───── The records ─────

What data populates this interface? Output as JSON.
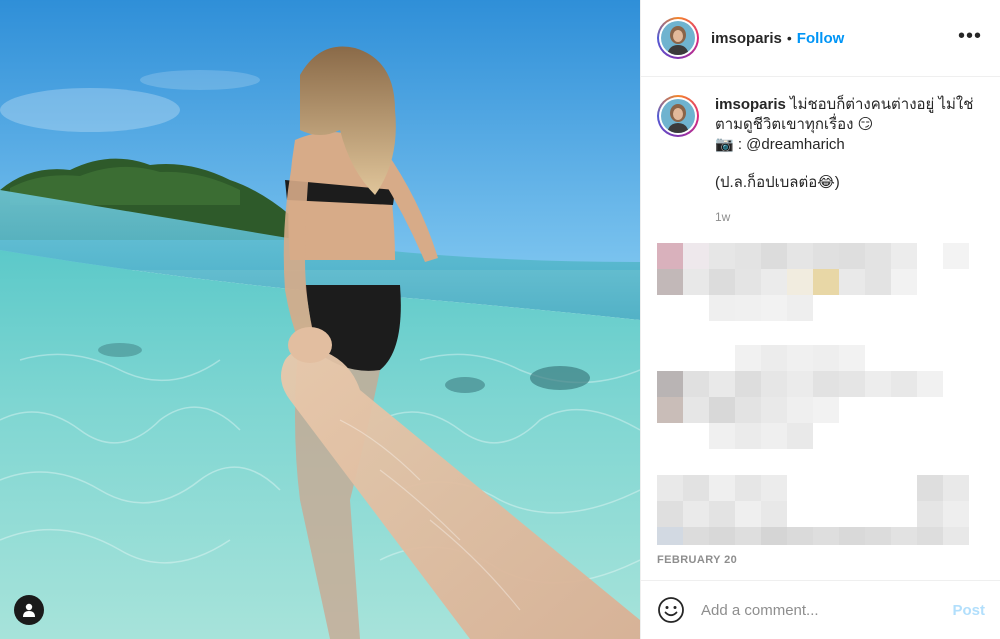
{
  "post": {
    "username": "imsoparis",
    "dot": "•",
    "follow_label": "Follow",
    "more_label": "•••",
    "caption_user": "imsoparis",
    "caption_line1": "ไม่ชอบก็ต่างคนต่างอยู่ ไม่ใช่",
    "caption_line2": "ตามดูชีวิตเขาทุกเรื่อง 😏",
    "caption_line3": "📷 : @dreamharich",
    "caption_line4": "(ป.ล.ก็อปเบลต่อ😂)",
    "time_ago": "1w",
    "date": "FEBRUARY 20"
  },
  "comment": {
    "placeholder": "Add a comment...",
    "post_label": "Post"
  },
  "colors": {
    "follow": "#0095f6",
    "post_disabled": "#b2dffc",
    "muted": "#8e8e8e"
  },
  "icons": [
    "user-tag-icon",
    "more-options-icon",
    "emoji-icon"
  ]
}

─────
───── The records ─────

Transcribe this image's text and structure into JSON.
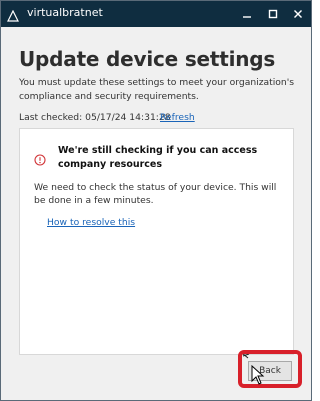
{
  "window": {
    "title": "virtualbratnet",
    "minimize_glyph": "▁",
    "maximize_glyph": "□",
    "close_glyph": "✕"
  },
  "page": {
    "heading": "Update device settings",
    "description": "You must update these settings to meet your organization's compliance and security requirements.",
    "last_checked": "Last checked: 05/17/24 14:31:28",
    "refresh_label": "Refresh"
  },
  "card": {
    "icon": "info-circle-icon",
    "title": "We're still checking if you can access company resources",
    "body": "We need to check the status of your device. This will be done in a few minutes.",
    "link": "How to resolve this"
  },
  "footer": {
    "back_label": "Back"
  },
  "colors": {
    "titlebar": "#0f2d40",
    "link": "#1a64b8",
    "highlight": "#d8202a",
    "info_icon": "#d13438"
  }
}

─────
───── The records ─────

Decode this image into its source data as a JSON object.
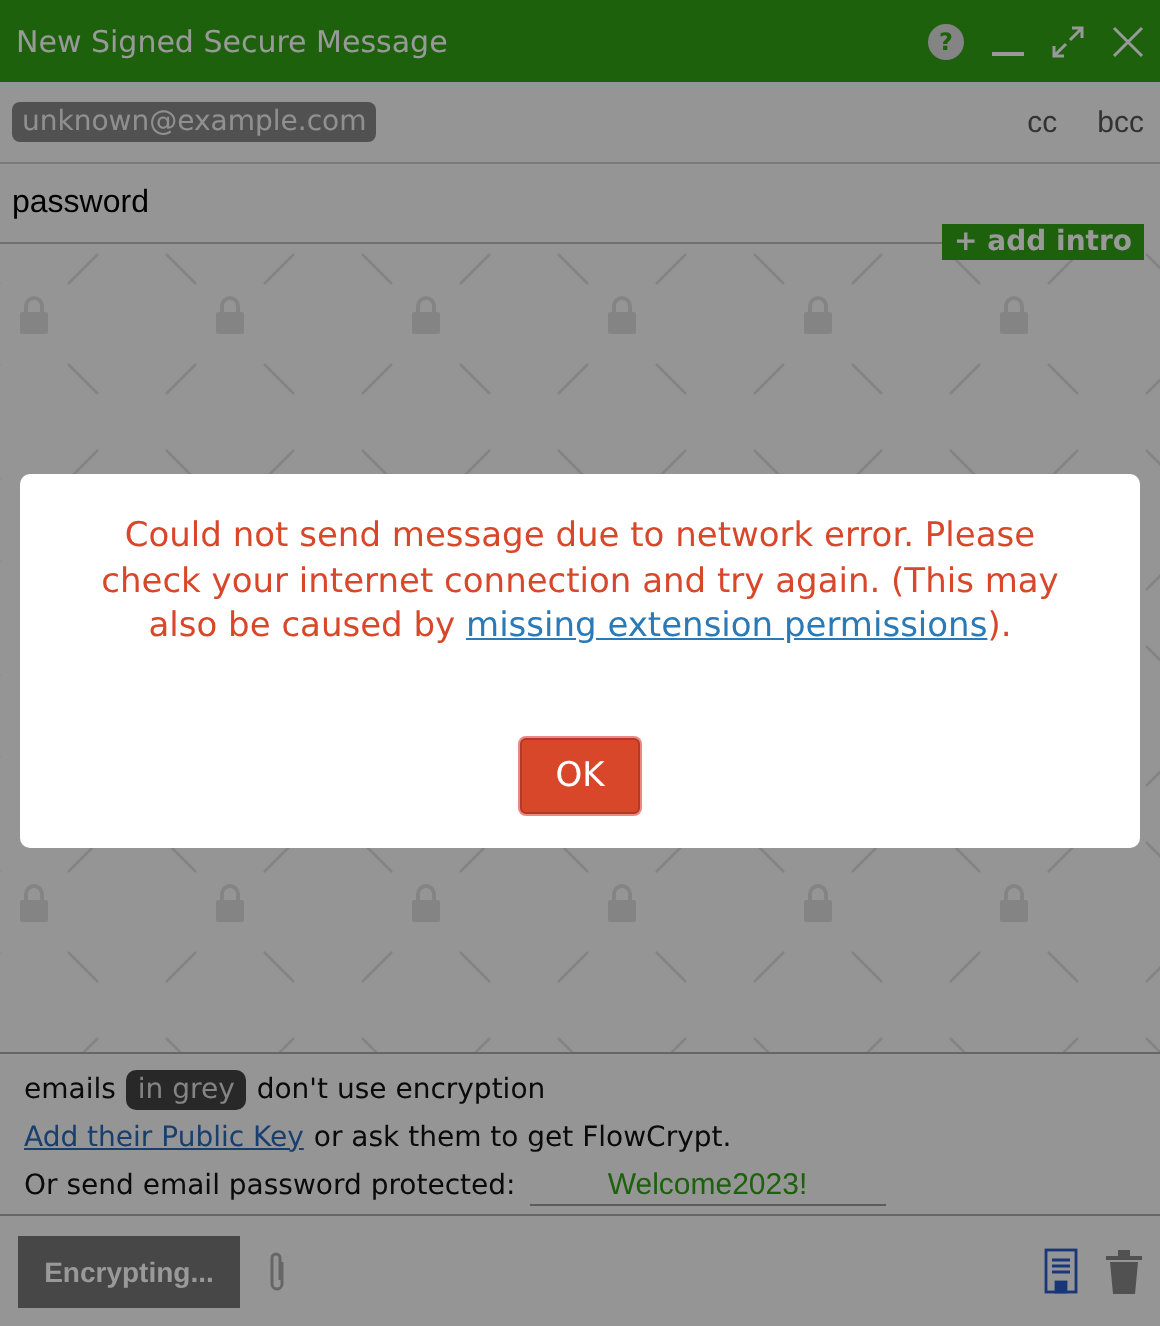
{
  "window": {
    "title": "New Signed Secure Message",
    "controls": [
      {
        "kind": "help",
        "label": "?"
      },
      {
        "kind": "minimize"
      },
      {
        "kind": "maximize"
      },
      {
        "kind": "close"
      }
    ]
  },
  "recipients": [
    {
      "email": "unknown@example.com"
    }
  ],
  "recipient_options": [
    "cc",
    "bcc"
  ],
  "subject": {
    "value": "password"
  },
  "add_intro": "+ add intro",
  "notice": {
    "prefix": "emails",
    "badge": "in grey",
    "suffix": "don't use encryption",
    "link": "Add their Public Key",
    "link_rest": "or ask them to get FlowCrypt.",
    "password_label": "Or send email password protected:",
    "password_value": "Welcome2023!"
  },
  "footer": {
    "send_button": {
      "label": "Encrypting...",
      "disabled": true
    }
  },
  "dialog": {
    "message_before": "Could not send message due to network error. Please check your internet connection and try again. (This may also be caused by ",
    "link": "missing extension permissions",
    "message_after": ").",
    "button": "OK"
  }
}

─────

-- What to work on --
Copy all lines from the material that include "JSON".

-- The response --
What data populates this interface? Output as JSON.
Transcribe this image's text and structure into JSON.
Decode this image into its source data as a JSON object.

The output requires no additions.